Define the collapse method. All of the axes specified by the axes parameter are collapsed simultaneously by this method. The method is given by one of the following strings:

method Description
'max' or 'maximum' Maximum
'min' or 'minimum' Minimum
'sum' Sum
'mid_range' Mid-range
'range' Range
'mean' or 'average' or 'avg' Mean
'sd' or 'standard_deviation' Standard deviation
'var' or 'variance' Variance
'sample_size' Sample size
'sum_of_weights' Sum of weights
'sum_of_weights2' Sum of squares of weights

An alternative form is to provide a CF cell methods-like string. In this case an ordered sequence of collapses may be defined and both the collapse methods and their axes are provided. The axes are interpreted as for the axes parameter, which must not also be set. For example:

>>> g = f.collapse('time: max (interval 1 hr) X: Y: mean dim3: sd')

is equivalent to:

>>> g = f.collapse('max', axes='time')
>>> g = g.collapse('mean', axes=['X', 'Y'])
>>> g = g.collapse('sd', axes='dim3')    

Climatological collapses are carried out if a method string contains any of the modifiers 'within days', 'within years', 'over days' or 'over years'. For example, to collapse a time axis into multiannual means of calendar monthly minima:

>>> g = f.collapse('time: minimum within years T: mean over years',
...                 within_years=cf.M())

which is equivalent to:

>>> g = f.collapse('time: minimum within years', within_years=cf.M())
>>> g = g.collapse('mean over years', axes='T')
axes, kwargs : optional

The axes to be collapsed. The axes are those that would be selected by this call of the field’s axes method: f.axes(axes, **kwargs). See cf.Field.axes for details. If an axis has size 1 then it is ignored. By default all axes with size greater than 1 are collapsed. If axes has the special value 'area' then it is assumed that the X and Y axes are intended.

Example:

axes='area' is equivalent to axes=['X', 'Y']. axes=['area', Z'] is equivalent to axes=['X', 'Y', 'Z'].

• _To do_:
a: Write out the collapse documentation word for word, between "Climatological collapses are" and "axes are intended.", inclusive.
b: Name every modifier that, according to the collapse documentation, triggers a climatological collapse when it appears in a method string.
The items that come after the collapse documentation have no connection to it.

• _Extracted records_:
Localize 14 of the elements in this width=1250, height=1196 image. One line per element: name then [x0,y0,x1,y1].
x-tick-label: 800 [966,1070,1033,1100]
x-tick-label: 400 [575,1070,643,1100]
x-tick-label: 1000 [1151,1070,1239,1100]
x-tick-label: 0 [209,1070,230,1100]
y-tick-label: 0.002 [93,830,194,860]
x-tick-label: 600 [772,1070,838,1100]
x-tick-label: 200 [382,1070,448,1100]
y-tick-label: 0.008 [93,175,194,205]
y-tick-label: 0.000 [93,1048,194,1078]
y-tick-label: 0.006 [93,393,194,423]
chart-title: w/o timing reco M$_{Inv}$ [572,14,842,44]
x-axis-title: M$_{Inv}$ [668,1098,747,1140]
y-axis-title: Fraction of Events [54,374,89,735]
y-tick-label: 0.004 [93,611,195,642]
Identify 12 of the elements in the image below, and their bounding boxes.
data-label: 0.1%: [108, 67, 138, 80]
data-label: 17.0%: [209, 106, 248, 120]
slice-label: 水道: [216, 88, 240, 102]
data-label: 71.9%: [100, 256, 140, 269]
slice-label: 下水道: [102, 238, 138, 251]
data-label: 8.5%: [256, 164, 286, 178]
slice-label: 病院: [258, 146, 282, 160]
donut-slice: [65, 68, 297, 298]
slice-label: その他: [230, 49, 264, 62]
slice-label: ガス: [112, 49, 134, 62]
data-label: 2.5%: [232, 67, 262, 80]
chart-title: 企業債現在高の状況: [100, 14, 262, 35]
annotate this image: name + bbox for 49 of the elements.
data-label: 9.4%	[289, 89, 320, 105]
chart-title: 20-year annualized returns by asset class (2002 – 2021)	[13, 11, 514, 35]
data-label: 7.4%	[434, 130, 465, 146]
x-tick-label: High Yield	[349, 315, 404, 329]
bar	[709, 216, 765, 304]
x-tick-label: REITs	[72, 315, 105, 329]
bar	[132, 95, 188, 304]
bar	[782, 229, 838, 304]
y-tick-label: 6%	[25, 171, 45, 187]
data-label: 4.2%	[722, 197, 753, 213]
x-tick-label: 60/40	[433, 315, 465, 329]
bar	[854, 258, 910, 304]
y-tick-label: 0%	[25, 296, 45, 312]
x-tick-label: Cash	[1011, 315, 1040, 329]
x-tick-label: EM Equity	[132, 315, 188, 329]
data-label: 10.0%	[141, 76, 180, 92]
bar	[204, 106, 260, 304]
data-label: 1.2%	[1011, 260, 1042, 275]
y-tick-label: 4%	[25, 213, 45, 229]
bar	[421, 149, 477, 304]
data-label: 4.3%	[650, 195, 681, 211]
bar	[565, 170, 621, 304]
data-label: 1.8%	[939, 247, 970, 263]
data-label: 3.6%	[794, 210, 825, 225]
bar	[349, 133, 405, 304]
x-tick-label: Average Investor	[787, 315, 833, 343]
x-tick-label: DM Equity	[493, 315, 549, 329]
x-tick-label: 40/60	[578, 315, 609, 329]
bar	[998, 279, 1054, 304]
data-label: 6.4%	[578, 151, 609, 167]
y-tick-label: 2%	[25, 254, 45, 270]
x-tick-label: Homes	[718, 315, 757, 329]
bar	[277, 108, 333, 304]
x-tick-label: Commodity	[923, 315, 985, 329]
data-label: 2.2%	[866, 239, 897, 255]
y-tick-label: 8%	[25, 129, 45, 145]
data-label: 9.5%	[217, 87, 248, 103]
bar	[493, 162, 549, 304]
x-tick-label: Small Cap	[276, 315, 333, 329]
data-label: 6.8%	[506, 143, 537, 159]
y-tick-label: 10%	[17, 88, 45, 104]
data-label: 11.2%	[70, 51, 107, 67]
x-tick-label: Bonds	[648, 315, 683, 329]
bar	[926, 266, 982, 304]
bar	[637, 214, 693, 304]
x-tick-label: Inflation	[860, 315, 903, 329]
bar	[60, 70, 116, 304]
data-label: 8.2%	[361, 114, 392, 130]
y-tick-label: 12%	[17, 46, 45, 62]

• _Answers to each task_:
a:
Climatological collapses are carried out if a method string contains any of the modifiers 'within days', 'within years', 'over days' or 'over years'. For example, to collapse a time axis into multiannual means of calendar monthly minima:

>>> g = f.collapse('time: minimum within years T: mean over years',
...                 within_years=cf.M())

which is equivalent to:

>>> g = f.collapse('time: minimum within years', within_years=cf.M())
>>> g = g.collapse('mean over years', axes='T')
axes, kwargs : optional

The axes to be collapsed. The axes are those that would be selected by this call of the field’s axes method: f.axes(axes, **kwargs). See cf.Field.axes for details. If an axis has size 1 then it is ignored. By default all axes with size greater than 1 are collapsed. If axes has the special value 'area' then it is assumed that the X and Y axes are intended.

b: 'within days', 'within years', 'over days', 'over years'